** start **
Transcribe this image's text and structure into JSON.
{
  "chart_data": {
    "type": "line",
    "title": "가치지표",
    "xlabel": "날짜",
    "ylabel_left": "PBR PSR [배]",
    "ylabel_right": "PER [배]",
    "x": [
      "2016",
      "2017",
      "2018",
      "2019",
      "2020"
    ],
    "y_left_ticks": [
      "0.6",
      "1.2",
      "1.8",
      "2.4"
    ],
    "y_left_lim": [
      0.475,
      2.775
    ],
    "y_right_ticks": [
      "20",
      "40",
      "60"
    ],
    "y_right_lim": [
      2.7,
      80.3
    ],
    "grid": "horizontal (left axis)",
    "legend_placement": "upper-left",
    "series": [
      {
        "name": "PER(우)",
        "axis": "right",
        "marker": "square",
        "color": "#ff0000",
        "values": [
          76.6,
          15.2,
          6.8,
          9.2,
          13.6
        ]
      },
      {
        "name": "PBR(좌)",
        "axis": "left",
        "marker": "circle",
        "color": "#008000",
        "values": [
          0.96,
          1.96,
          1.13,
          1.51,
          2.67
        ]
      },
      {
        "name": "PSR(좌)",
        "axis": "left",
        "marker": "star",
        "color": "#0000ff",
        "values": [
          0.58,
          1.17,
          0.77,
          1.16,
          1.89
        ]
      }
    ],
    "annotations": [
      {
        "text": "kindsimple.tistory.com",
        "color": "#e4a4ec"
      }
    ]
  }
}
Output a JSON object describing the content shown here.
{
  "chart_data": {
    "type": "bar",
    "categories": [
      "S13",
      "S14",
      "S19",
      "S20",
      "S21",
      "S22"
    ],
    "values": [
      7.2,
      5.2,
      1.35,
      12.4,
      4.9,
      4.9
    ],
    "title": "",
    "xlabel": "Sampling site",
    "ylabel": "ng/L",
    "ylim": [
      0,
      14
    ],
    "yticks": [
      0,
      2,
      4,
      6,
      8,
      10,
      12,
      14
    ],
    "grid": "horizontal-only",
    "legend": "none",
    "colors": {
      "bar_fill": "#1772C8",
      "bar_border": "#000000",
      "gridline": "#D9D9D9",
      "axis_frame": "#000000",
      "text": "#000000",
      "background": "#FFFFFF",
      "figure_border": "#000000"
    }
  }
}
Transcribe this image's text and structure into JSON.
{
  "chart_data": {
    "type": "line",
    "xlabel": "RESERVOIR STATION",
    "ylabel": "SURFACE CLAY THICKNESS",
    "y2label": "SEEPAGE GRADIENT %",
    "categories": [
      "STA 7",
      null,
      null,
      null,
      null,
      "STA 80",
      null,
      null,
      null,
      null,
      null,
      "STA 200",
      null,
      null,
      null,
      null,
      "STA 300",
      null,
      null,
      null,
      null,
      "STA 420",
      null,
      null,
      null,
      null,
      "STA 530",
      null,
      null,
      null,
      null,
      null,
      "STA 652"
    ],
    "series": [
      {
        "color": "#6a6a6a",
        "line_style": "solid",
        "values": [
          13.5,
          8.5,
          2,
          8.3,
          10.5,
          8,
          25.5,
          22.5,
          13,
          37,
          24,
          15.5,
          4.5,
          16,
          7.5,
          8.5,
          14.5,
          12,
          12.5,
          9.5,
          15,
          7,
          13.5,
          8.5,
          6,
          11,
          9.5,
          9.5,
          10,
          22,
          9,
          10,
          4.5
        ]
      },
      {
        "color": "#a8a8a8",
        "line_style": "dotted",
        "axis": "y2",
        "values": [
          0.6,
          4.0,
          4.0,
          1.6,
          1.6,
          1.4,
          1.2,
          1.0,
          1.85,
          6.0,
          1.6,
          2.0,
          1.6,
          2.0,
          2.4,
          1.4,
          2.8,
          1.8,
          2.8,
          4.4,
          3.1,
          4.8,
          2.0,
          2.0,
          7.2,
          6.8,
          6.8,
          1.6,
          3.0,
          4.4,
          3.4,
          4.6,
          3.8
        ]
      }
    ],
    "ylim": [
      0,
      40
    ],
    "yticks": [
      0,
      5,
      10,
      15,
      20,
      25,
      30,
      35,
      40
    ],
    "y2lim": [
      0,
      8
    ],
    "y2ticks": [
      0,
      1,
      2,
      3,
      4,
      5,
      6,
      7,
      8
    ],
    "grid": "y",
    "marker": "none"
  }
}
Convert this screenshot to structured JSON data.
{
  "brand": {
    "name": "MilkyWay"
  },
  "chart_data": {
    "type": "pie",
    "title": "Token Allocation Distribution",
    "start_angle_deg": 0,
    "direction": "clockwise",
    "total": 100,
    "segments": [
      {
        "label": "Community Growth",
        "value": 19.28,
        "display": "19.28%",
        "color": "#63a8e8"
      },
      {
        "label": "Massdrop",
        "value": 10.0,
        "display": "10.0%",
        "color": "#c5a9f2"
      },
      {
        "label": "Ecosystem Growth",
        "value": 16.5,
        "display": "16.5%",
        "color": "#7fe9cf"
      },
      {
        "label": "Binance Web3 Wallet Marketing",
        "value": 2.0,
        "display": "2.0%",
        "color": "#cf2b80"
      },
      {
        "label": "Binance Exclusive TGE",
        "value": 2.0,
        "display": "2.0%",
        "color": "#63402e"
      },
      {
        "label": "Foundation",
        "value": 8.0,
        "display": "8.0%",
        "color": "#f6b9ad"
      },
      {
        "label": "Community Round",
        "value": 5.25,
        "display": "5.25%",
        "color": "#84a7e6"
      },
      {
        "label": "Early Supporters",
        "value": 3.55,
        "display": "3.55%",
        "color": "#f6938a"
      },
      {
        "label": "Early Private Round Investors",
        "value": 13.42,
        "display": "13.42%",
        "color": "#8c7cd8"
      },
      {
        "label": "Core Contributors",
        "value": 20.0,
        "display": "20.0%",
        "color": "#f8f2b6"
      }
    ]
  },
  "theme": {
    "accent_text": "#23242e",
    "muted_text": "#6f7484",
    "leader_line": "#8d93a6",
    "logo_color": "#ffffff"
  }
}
** end **
Exercise requirements ▸
Restate each entry exactly, skipping none.

Worked solution ▸
Transcribe this image's text and structure into JSON.
{
  "chart_data": {
    "type": "line",
    "title": "가치지표",
    "xlabel": "날짜",
    "ylabel_left": "PBR PSR [배]",
    "ylabel_right": "PER [배]",
    "x": [
      "2016",
      "2017",
      "2018",
      "2019",
      "2020"
    ],
    "y_left_ticks": [
      "0.6",
      "1.2",
      "1.8",
      "2.4"
    ],
    "y_left_lim": [
      0.475,
      2.775
    ],
    "y_right_ticks": [
      "20",
      "40",
      "60"
    ],
    "y_right_lim": [
      2.7,
      80.3
    ],
    "grid": "horizontal (left axis)",
    "legend_placement": "upper-left",
    "series": [
      {
        "name": "PER(우)",
        "axis": "right",
        "marker": "square",
        "color": "#ff0000",
        "values": [
          76.6,
          15.2,
          6.8,
          9.2,
          13.6
        ]
      },
      {
        "name": "PBR(좌)",
        "axis": "left",
        "marker": "circle",
        "color": "#008000",
        "values": [
          0.96,
          1.96,
          1.13,
          1.51,
          2.67
        ]
      },
      {
        "name": "PSR(좌)",
        "axis": "left",
        "marker": "star",
        "color": "#0000ff",
        "values": [
          0.58,
          1.17,
          0.77,
          1.16,
          1.89
        ]
      }
    ],
    "annotations": [
      {
        "text": "kindsimple.tistory.com",
        "color": "#e4a4ec"
      }
    ]
  }
}
Output a JSON object describing the content shown here.
{
  "chart_data": {
    "type": "bar",
    "categories": [
      "S13",
      "S14",
      "S19",
      "S20",
      "S21",
      "S22"
    ],
    "values": [
      7.2,
      5.2,
      1.35,
      12.4,
      4.9,
      4.9
    ],
    "title": "",
    "xlabel": "Sampling site",
    "ylabel": "ng/L",
    "ylim": [
      0,
      14
    ],
    "yticks": [
      0,
      2,
      4,
      6,
      8,
      10,
      12,
      14
    ],
    "grid": "horizontal-only",
    "legend": "none",
    "colors": {
      "bar_fill": "#1772C8",
      "bar_border": "#000000",
      "gridline": "#D9D9D9",
      "axis_frame": "#000000",
      "text": "#000000",
      "background": "#FFFFFF",
      "figure_border": "#000000"
    }
  }
}
Transcribe this image's text and structure into JSON.
{
  "chart_data": {
    "type": "line",
    "xlabel": "RESERVOIR STATION",
    "ylabel": "SURFACE CLAY THICKNESS",
    "y2label": "SEEPAGE GRADIENT %",
    "categories": [
      "STA 7",
      null,
      null,
      null,
      null,
      "STA 80",
      null,
      null,
      null,
      null,
      null,
      "STA 200",
      null,
      null,
      null,
      null,
      "STA 300",
      null,
      null,
      null,
      null,
      "STA 420",
      null,
      null,
      null,
      null,
      "STA 530",
      null,
      null,
      null,
      null,
      null,
      "STA 652"
    ],
    "series": [
      {
        "color": "#6a6a6a",
        "line_style": "solid",
        "values": [
          13.5,
          8.5,
          2,
          8.3,
          10.5,
          8,
          25.5,
          22.5,
          13,
          37,
          24,
          15.5,
          4.5,
          16,
          7.5,
          8.5,
          14.5,
          12,
          12.5,
          9.5,
          15,
          7,
          13.5,
          8.5,
          6,
          11,
          9.5,
          9.5,
          10,
          22,
          9,
          10,
          4.5
        ]
      },
      {
        "color": "#a8a8a8",
        "line_style": "dotted",
        "axis": "y2",
        "values": [
          0.6,
          4.0,
          4.0,
          1.6,
          1.6,
          1.4,
          1.2,
          1.0,
          1.85,
          6.0,
          1.6,
          2.0,
          1.6,
          2.0,
          2.4,
          1.4,
          2.8,
          1.8,
          2.8,
          4.4,
          3.1,
          4.8,
          2.0,
          2.0,
          7.2,
          6.8,
          6.8,
          1.6,
          3.0,
          4.4,
          3.4,
          4.6,
          3.8
        ]
      }
    ],
    "ylim": [
      0,
      40
    ],
    "yticks": [
      0,
      5,
      10,
      15,
      20,
      25,
      30,
      35,
      40
    ],
    "y2lim": [
      0,
      8
    ],
    "y2ticks": [
      0,
      1,
      2,
      3,
      4,
      5,
      6,
      7,
      8
    ],
    "grid": "y",
    "marker": "none"
  }
}
Convert this screenshot to structured JSON data.
{
  "brand": {
    "name": "MilkyWay"
  },
  "chart_data": {
    "type": "pie",
    "title": "Token Allocation Distribution",
    "start_angle_deg": 0,
    "direction": "clockwise",
    "total": 100,
    "segments": [
      {
        "label": "Community Growth",
        "value": 19.28,
        "display": "19.28%",
        "color": "#63a8e8"
      },
      {
        "label": "Massdrop",
        "value": 10.0,
        "display": "10.0%",
        "color": "#c5a9f2"
      },
      {
        "label": "Ecosystem Growth",
        "value": 16.5,
        "display": "16.5%",
        "color": "#7fe9cf"
      },
      {
        "label": "Binance Web3 Wallet Marketing",
        "value": 2.0,
        "display": "2.0%",
        "color": "#cf2b80"
      },
      {
        "label": "Binance Exclusive TGE",
        "value": 2.0,
        "display": "2.0%",
        "color": "#63402e"
      },
      {
        "label": "Foundation",
        "value": 8.0,
        "display": "8.0%",
        "color": "#f6b9ad"
      },
      {
        "label": "Community Round",
        "value": 5.25,
        "display": "5.25%",
        "color": "#84a7e6"
      },
      {
        "label": "Early Supporters",
        "value": 3.55,
        "display": "3.55%",
        "color": "#f6938a"
      },
      {
        "label": "Early Private Round Investors",
        "value": 13.42,
        "display": "13.42%",
        "color": "#8c7cd8"
      },
      {
        "label": "Core Contributors",
        "value": 20.0,
        "display": "20.0%",
        "color": "#f8f2b6"
      }
    ]
  },
  "theme": {
    "accent_text": "#23242e",
    "muted_text": "#6f7484",
    "leader_line": "#8d93a6",
    "logo_color": "#ffffff"
  }
}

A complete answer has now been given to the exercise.